**Stored records**:
## Start

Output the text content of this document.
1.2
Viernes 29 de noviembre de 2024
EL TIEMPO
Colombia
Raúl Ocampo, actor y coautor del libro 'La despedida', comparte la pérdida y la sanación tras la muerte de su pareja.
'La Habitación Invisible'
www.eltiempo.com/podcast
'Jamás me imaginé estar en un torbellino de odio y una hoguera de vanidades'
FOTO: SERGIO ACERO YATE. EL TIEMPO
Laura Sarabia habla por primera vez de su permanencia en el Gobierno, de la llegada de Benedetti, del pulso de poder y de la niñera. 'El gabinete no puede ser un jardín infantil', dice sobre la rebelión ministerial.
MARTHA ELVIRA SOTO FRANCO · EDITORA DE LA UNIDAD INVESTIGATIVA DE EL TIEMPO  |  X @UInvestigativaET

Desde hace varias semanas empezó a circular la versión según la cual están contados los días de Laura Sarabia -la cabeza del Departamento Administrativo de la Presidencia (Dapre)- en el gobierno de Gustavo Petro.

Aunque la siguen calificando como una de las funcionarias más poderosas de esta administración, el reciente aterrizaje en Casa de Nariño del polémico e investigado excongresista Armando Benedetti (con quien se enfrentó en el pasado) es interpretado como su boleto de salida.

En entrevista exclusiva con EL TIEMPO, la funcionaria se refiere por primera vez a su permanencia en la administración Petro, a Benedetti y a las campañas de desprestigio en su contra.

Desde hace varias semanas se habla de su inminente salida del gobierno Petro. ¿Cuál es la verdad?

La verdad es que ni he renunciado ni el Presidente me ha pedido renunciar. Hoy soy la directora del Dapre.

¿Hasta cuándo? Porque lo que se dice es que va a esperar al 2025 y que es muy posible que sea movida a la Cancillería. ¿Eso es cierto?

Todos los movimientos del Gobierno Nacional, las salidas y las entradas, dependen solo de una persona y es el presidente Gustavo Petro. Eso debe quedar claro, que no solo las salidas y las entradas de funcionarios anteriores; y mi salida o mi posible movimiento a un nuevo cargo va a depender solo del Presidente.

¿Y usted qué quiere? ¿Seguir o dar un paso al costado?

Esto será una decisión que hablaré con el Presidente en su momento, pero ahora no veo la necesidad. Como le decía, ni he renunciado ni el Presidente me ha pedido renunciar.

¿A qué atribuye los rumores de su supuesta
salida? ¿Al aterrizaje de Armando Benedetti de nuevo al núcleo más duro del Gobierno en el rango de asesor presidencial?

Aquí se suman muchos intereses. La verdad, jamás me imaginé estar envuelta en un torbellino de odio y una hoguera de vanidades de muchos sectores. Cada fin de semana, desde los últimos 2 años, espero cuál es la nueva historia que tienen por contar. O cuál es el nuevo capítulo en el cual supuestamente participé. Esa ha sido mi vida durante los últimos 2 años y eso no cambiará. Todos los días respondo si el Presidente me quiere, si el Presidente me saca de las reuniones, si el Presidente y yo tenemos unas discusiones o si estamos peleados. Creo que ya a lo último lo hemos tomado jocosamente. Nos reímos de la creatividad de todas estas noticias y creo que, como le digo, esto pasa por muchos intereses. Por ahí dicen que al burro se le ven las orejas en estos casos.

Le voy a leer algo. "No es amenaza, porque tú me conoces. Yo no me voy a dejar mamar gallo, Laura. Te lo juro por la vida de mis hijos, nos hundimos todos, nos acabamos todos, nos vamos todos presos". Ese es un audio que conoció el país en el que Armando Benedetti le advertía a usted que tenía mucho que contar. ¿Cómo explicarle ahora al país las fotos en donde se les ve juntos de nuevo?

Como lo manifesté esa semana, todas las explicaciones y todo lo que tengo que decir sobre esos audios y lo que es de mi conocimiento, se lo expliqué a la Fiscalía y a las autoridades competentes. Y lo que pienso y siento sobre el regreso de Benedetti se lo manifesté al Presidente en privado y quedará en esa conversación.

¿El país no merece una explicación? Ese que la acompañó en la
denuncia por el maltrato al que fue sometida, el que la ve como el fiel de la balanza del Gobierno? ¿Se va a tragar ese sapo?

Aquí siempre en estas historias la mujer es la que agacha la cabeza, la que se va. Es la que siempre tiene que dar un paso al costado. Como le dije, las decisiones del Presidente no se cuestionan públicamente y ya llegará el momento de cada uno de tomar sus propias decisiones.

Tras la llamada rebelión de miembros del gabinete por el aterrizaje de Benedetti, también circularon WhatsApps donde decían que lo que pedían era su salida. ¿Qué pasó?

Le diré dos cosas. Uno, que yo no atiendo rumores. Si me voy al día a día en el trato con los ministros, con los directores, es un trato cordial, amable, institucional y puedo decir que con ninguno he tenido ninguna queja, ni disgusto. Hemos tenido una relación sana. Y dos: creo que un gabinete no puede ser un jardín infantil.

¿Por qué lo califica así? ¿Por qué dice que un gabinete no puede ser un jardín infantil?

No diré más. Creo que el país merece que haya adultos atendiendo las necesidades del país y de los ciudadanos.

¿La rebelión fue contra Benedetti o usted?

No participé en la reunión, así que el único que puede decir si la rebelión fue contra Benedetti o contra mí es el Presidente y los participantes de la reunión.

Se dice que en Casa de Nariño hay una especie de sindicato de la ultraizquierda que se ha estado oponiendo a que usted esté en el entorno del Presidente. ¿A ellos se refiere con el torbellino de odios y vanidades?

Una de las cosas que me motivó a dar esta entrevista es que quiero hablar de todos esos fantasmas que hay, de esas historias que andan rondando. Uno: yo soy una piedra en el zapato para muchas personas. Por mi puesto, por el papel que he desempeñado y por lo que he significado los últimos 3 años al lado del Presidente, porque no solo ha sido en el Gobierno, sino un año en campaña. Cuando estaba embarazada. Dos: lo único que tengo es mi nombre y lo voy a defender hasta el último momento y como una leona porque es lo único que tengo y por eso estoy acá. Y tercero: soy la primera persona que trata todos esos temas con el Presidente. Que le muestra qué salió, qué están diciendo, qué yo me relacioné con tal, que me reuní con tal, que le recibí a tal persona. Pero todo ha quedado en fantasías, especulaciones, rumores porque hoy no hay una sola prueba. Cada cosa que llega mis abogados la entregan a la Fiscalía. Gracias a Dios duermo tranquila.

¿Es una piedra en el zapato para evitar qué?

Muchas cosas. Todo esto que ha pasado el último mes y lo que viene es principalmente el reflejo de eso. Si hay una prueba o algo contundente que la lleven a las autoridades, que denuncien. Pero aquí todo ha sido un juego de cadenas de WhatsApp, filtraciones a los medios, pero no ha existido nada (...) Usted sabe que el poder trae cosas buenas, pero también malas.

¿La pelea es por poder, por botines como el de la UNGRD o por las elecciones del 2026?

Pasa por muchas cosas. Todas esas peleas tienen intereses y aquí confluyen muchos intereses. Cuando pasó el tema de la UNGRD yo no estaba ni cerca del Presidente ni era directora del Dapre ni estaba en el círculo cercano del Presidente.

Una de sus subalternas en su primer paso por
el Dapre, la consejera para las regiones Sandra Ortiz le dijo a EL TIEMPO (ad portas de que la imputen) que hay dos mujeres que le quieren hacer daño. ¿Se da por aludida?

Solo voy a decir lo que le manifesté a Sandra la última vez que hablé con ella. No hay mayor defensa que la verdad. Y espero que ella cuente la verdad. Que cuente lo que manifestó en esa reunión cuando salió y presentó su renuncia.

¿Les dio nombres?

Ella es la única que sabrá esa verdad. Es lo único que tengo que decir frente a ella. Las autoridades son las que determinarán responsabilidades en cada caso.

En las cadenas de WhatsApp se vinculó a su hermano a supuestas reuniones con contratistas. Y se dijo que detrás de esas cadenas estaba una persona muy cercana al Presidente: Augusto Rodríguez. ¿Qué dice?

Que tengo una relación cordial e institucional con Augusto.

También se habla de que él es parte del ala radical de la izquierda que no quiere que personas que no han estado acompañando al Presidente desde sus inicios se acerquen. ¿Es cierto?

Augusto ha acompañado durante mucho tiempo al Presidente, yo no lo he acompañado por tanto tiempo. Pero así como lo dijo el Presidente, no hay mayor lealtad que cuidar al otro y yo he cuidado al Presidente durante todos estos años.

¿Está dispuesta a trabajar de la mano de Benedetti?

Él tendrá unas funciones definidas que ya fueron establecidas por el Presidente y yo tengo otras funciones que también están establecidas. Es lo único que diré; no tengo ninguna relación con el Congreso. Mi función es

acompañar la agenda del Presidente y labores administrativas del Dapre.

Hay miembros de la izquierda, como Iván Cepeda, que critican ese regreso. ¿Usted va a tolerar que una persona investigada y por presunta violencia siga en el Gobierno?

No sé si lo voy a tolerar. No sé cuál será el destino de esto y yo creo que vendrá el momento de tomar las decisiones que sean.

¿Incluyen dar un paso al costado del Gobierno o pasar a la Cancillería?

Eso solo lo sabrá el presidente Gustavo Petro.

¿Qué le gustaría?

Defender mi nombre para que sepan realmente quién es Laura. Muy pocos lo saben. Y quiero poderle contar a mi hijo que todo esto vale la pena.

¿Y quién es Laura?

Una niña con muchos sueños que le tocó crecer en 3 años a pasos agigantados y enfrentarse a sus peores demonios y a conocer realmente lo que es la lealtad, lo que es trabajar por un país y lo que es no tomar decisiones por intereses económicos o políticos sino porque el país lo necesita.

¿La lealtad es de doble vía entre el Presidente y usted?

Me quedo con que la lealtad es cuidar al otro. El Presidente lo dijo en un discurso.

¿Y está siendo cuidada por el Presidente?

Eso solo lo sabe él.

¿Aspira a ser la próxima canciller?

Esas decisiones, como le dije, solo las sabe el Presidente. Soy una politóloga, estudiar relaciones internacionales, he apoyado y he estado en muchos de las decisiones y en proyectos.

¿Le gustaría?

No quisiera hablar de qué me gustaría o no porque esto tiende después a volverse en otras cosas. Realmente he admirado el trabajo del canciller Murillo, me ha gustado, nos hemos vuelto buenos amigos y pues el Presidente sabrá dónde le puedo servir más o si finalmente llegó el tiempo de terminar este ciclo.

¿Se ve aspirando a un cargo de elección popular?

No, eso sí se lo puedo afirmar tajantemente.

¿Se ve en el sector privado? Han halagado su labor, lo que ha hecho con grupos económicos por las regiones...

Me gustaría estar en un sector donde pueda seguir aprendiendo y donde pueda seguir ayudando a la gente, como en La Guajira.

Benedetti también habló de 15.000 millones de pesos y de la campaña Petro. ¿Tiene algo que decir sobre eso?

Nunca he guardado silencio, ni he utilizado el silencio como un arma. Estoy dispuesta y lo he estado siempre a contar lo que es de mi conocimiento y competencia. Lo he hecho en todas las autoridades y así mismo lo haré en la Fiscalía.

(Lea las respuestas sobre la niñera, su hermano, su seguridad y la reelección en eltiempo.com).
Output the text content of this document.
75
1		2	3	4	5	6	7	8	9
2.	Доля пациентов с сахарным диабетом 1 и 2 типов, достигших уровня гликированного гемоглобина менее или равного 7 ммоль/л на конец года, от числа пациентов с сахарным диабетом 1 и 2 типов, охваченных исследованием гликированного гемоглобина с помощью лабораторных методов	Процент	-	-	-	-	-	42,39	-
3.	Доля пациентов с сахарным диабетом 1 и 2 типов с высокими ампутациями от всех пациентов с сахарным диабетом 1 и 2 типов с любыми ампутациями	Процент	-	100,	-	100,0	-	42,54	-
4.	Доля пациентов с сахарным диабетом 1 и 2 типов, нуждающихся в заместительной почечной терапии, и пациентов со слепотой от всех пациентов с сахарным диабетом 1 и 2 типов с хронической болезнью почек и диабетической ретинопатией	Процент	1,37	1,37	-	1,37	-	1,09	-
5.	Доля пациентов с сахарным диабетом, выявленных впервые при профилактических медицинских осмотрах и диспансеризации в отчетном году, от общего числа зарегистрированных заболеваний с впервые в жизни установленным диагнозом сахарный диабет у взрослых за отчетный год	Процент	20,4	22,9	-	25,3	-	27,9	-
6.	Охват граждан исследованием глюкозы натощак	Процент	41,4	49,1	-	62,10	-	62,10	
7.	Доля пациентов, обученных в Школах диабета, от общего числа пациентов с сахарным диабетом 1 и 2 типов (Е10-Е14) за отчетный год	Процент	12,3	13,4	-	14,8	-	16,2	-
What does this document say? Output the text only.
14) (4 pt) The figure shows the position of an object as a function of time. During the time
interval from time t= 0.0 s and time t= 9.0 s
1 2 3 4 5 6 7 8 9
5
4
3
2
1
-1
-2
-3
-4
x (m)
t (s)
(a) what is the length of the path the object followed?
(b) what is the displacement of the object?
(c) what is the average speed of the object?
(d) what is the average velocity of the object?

## End

**Given request**: Scan the material above for the string "regiones" and return the lines that hold it.

**Answer below**:
el Dapre, la consejera para las regiones Sandra Ortiz le dijo a EL TIEMPO (ad portas de que la imputen) que hay dos mujeres que le quieren hacer daño. ¿Se da por aludida?
¿Se ve en el sector privado? Han halagado su labor, lo que ha hecho con grupos económicos por las regiones...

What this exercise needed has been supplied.